- [WORK INSTRUCTIONS]:
Pull each line holding the word "your" from the data.

Page content records:
--------------------------------

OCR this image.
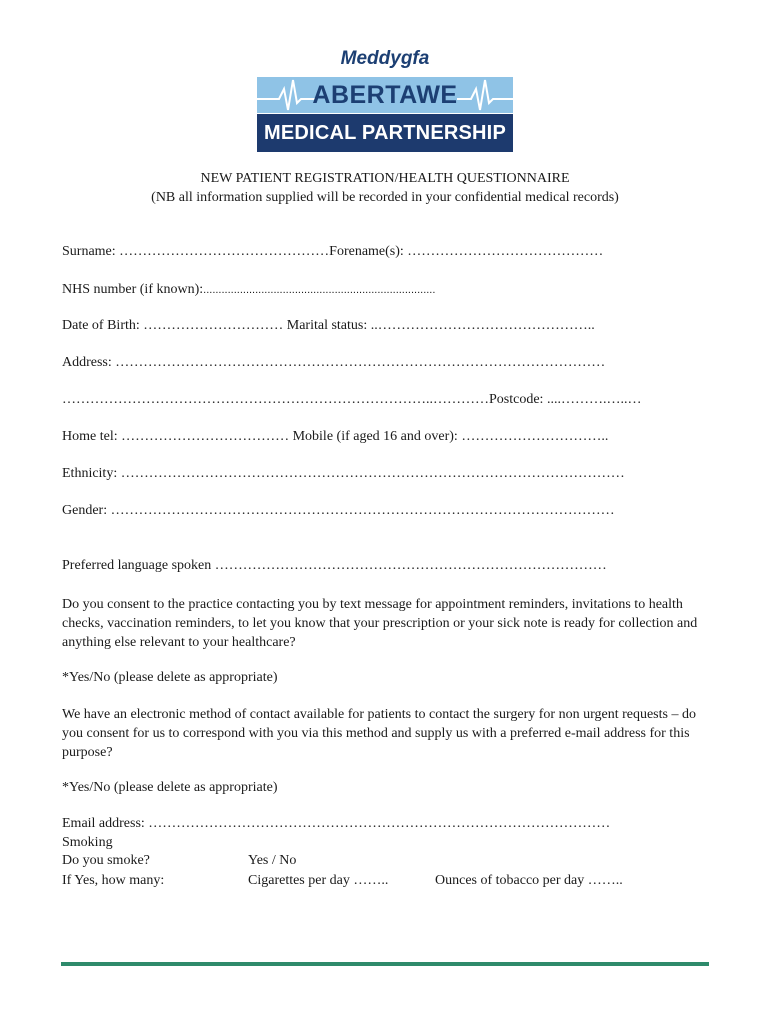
Meddygfa
ABERTAWE
MEDICAL PARTNERSHIP
NEW PATIENT REGISTRATION/HEALTH QUESTIONNAIRE
(NB all information supplied will be recorded in your confidential medical records)
Surname: ………………………………………Forename(s): ……………………………………
NHS number (if known):............................................................................
Date of Birth: ………………………… Marital status: ..………………………………………..
Address: ……………………………………………………………………………………………
……………………………………………………………………..…………Postcode: ....……….…..…
Home tel: ……………………………… Mobile (if aged 16 and over): …………………………..
Ethnicity: ………………………………………………………………………………………………
Gender: ………………………………………………………………………………………………
Preferred language spoken …………………………………………………………………………
Do you consent to the practice contacting you by text message for appointment reminders, invitations to health checks, vaccination reminders, to let you know that your prescription or your sick note is ready for collection and anything else relevant to your healthcare?
*Yes/No (please delete as appropriate)
We have an electronic method of contact available for patients to contact the surgery for non urgent requests – do you consent for us to correspond with you via this method and supply us with a preferred e-mail address for this purpose?
*Yes/No (please delete as appropriate)
Email address: ………………………………………………………………………………………
Smoking
Do you smoke?	Yes / No
If Yes, how many:	Cigarettes per day ……..	Ounces of tobacco per day ……..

--------------------------------

- [RESPONSE AREA]:
(NB all information supplied will be recorded in your confidential medical records)
Do you consent to the practice contacting you by text message for appointment reminders, invitations to health checks, vaccination reminders, to let you know that your prescription or your sick note is ready for collection and anything else relevant to your healthcare?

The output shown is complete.